WHAT NEEDS TO BE DONE | Search the data below for the word "Temp" and copy each line that holds it.

Records from a dataset |
———

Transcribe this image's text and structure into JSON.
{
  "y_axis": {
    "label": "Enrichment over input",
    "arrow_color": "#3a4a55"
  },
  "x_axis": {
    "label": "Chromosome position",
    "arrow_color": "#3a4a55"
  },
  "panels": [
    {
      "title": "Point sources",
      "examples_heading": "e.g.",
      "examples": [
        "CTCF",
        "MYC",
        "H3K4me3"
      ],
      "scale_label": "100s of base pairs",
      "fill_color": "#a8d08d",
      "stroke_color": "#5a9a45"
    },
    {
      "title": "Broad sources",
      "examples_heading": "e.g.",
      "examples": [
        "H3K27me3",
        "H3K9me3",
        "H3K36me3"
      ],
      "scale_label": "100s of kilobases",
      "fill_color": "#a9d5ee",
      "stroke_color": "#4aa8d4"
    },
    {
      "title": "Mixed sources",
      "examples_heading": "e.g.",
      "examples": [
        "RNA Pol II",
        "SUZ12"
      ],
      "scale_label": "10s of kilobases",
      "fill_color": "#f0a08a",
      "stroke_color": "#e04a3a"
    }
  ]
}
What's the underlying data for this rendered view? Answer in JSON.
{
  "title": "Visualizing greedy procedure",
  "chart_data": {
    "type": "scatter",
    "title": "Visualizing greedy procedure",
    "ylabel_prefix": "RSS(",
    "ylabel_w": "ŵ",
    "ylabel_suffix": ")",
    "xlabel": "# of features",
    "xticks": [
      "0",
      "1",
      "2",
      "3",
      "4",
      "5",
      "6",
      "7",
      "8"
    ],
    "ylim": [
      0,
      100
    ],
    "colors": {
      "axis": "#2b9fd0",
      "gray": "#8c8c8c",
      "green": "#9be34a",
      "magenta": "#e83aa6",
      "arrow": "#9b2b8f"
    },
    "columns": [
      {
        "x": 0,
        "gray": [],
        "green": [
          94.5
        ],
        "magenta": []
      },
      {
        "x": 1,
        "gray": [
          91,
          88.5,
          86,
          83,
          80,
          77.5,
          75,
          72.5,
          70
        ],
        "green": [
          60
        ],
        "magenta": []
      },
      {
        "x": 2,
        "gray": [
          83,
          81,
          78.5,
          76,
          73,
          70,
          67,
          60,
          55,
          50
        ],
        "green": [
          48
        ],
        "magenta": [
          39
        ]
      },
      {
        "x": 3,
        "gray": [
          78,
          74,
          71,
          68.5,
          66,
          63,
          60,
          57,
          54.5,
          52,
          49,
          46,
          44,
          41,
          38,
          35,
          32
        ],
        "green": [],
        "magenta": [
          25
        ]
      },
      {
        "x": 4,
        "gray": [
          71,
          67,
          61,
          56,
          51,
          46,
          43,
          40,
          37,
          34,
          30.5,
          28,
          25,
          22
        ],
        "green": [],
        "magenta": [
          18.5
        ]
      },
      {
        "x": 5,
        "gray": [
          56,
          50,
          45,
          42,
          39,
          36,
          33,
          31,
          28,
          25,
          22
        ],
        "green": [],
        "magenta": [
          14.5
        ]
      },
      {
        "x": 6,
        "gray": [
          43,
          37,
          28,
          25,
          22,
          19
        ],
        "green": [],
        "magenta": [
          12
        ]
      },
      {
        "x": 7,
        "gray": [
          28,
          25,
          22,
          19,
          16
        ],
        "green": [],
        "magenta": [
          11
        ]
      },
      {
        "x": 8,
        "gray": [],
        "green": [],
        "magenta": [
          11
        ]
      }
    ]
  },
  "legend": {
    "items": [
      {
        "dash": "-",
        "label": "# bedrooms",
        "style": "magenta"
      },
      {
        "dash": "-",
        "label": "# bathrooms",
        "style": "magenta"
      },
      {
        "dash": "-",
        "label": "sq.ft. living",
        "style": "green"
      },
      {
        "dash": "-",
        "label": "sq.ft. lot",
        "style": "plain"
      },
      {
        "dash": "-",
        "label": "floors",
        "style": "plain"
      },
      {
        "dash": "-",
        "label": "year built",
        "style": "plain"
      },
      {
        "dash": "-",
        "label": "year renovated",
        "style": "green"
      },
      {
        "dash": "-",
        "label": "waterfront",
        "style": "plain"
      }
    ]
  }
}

———

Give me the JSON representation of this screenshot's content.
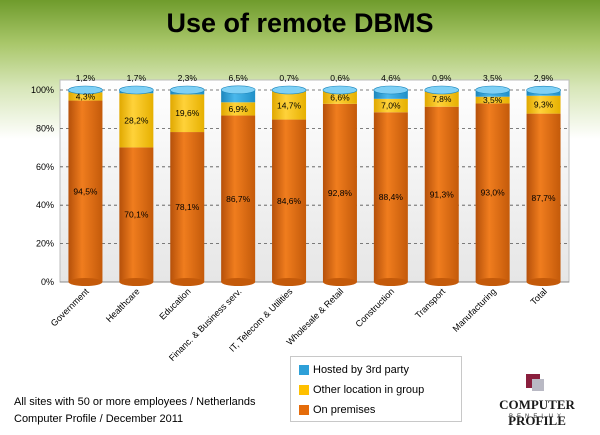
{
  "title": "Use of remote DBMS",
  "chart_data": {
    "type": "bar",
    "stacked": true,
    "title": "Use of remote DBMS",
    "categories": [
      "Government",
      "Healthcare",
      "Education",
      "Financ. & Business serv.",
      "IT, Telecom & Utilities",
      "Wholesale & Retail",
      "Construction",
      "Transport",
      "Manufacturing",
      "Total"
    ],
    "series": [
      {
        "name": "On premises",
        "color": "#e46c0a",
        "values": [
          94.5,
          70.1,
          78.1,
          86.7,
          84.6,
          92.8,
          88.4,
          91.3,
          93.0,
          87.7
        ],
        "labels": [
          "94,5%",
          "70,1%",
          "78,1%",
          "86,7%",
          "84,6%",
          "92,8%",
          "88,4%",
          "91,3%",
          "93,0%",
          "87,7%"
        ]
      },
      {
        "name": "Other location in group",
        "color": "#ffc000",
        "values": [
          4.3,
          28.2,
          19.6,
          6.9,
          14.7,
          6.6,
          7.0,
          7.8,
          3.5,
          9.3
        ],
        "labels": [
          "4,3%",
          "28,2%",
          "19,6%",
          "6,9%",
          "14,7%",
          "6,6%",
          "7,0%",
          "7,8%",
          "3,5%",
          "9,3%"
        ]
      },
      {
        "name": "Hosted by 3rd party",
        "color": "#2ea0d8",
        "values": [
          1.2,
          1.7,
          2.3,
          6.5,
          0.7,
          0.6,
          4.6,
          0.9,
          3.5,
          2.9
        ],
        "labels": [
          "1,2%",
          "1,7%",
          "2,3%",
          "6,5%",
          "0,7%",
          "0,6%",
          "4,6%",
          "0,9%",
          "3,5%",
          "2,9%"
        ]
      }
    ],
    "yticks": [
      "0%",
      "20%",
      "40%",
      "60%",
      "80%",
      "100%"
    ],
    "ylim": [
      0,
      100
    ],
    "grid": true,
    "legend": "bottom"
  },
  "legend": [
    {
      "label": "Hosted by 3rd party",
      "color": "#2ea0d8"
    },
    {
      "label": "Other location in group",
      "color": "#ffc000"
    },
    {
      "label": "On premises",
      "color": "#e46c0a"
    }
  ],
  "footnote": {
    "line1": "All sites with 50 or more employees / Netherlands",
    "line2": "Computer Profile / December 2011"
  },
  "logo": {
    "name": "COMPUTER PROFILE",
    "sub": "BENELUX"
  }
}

———

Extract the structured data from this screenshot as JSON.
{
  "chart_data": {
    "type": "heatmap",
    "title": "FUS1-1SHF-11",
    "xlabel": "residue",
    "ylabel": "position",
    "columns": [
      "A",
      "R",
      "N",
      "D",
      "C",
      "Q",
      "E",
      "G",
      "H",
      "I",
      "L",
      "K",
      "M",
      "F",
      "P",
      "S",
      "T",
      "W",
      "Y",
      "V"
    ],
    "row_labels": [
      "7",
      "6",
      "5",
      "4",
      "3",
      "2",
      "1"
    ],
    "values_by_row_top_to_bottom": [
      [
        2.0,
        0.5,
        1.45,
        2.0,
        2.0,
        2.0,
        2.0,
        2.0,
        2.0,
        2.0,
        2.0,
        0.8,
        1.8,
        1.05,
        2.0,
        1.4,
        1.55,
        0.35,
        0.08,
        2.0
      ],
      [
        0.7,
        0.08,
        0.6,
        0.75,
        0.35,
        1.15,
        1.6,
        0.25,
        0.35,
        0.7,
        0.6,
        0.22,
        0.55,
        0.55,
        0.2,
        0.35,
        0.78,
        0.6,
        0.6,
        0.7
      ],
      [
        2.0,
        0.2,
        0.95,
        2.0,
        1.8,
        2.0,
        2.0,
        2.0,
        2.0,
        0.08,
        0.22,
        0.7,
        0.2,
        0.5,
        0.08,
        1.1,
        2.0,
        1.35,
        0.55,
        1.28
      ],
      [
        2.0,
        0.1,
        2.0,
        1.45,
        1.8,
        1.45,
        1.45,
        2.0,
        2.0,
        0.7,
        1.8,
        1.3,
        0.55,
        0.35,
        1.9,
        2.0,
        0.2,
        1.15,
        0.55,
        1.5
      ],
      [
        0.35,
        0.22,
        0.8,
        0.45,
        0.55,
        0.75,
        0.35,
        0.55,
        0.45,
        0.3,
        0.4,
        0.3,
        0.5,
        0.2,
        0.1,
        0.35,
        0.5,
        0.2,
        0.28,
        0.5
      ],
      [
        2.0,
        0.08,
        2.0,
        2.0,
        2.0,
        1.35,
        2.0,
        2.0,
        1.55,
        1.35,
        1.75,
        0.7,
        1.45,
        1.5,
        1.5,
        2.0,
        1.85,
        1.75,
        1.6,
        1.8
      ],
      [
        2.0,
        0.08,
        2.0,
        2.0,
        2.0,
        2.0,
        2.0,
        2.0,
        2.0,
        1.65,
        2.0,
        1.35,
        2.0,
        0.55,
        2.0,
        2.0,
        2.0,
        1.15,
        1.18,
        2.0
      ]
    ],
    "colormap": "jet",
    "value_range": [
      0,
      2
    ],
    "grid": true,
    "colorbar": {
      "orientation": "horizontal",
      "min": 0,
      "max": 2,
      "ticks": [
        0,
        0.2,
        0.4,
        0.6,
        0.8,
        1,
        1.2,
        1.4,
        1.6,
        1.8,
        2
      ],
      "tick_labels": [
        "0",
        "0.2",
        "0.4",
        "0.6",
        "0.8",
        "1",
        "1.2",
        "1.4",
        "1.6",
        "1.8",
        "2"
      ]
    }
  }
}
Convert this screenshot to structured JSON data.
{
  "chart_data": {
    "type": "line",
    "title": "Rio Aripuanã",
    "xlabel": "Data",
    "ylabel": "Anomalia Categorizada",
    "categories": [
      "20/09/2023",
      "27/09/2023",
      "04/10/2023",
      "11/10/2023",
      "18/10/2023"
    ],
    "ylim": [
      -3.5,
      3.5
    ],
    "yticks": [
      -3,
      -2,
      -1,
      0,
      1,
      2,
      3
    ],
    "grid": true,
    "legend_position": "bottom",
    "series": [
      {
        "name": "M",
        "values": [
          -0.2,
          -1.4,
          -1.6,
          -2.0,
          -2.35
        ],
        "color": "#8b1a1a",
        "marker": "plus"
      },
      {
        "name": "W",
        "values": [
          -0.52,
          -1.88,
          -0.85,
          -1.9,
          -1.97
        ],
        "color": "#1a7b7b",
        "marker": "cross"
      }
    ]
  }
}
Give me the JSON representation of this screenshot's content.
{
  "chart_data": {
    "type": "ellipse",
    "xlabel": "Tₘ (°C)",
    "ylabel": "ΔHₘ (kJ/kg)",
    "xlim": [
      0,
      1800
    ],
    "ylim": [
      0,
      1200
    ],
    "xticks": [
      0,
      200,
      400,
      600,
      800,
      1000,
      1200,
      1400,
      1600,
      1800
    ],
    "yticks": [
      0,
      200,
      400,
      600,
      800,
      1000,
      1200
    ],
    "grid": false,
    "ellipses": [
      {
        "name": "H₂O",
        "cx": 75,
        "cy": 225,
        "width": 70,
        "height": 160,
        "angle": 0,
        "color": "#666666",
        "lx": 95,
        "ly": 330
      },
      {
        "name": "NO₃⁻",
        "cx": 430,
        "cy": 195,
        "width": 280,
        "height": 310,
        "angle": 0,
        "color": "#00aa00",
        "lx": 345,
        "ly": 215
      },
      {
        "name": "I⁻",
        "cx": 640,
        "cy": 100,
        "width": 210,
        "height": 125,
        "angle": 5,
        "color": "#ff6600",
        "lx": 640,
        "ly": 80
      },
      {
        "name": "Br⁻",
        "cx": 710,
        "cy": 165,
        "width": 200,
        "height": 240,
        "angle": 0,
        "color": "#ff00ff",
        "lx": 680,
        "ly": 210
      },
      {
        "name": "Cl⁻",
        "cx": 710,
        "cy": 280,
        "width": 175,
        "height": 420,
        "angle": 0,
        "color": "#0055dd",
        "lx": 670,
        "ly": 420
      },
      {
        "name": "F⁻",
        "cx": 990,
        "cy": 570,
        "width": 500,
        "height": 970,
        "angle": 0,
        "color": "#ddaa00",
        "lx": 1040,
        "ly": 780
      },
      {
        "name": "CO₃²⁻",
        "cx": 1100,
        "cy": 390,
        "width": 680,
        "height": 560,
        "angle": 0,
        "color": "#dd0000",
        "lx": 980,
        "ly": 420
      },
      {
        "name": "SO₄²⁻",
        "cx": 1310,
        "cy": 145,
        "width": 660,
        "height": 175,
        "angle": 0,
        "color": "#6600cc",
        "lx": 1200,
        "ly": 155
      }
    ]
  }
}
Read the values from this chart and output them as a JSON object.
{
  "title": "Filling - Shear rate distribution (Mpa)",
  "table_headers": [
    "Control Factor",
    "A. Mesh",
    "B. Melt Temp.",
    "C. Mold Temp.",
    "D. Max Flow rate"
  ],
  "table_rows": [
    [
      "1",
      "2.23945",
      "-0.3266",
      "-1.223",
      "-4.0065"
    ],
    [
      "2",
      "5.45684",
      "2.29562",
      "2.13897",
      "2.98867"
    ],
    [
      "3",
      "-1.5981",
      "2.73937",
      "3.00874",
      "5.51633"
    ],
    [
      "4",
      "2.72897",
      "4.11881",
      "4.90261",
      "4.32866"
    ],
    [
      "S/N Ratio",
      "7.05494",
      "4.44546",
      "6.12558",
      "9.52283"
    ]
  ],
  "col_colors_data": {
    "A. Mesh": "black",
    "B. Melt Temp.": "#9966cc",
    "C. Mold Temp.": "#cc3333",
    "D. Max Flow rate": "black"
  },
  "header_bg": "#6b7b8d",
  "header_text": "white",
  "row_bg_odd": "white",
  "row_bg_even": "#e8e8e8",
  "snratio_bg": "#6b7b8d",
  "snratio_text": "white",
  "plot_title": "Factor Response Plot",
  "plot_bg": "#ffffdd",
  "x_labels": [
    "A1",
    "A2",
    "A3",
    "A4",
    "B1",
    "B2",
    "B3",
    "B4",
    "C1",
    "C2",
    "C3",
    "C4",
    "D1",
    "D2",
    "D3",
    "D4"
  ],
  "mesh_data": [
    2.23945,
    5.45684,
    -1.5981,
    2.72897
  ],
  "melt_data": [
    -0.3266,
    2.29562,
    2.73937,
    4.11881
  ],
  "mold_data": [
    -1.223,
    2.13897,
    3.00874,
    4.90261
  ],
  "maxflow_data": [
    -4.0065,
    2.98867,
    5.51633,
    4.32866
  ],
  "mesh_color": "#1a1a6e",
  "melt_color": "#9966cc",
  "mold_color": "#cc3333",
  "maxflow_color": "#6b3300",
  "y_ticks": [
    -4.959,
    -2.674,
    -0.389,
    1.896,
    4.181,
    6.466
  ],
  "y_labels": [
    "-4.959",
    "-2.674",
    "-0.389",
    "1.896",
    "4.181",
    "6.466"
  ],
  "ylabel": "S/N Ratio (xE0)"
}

———

RESULT OF THE TASK |
    "B. Melt Temp.",
    "C. Mold Temp.",
    "B. Melt Temp.": "#9966cc",
    "C. Mold Temp.": "#cc3333",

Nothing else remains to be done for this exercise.